Data records
★ ★ ★ ★ ★ ★ ★

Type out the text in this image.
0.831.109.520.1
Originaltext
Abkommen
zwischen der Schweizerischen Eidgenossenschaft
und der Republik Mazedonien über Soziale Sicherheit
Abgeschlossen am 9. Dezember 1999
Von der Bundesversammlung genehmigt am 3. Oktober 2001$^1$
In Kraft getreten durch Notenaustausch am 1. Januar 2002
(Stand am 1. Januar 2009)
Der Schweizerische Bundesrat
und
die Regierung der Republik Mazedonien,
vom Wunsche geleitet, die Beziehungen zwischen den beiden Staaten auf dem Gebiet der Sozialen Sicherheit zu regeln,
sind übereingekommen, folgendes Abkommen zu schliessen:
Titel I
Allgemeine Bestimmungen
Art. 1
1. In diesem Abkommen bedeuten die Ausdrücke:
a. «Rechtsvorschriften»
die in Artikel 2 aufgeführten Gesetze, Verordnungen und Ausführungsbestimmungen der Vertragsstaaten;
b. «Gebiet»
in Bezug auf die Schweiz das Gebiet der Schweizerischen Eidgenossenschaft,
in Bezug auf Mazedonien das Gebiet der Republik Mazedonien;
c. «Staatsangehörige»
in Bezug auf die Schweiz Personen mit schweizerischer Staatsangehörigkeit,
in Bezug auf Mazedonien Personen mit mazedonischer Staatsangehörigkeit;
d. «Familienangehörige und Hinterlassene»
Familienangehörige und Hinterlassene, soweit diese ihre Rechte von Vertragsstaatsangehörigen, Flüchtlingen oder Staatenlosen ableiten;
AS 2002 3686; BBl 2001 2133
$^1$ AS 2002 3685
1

★ ★ ★ ★ ★ ★ ★

YOUR TASK:
Please repeat the listing exactly, with nothing left out.

THE REPLY:
Type out the text in this image.
0.831.109.520.1
Originaltext
Abkommen
zwischen der Schweizerischen Eidgenossenschaft
und der Republik Mazedonien über Soziale Sicherheit
Abgeschlossen am 9. Dezember 1999
Von der Bundesversammlung genehmigt am 3. Oktober 2001$^1$
In Kraft getreten durch Notenaustausch am 1. Januar 2002
(Stand am 1. Januar 2009)
Der Schweizerische Bundesrat
und
die Regierung der Republik Mazedonien,
vom Wunsche geleitet, die Beziehungen zwischen den beiden Staaten auf dem Gebiet der Sozialen Sicherheit zu regeln,
sind übereingekommen, folgendes Abkommen zu schliessen:
Titel I
Allgemeine Bestimmungen
Art. 1
1. In diesem Abkommen bedeuten die Ausdrücke:
a. «Rechtsvorschriften»
die in Artikel 2 aufgeführten Gesetze, Verordnungen und Ausführungsbestimmungen der Vertragsstaaten;
b. «Gebiet»
in Bezug auf die Schweiz das Gebiet der Schweizerischen Eidgenossenschaft,
in Bezug auf Mazedonien das Gebiet der Republik Mazedonien;
c. «Staatsangehörige»
in Bezug auf die Schweiz Personen mit schweizerischer Staatsangehörigkeit,
in Bezug auf Mazedonien Personen mit mazedonischer Staatsangehörigkeit;
d. «Familienangehörige und Hinterlassene»
Familienangehörige und Hinterlassene, soweit diese ihre Rechte von Vertragsstaatsangehörigen, Flüchtlingen oder Staatenlosen ableiten;
AS 2002 3686; BBl 2001 2133
$^1$ AS 2002 3685
1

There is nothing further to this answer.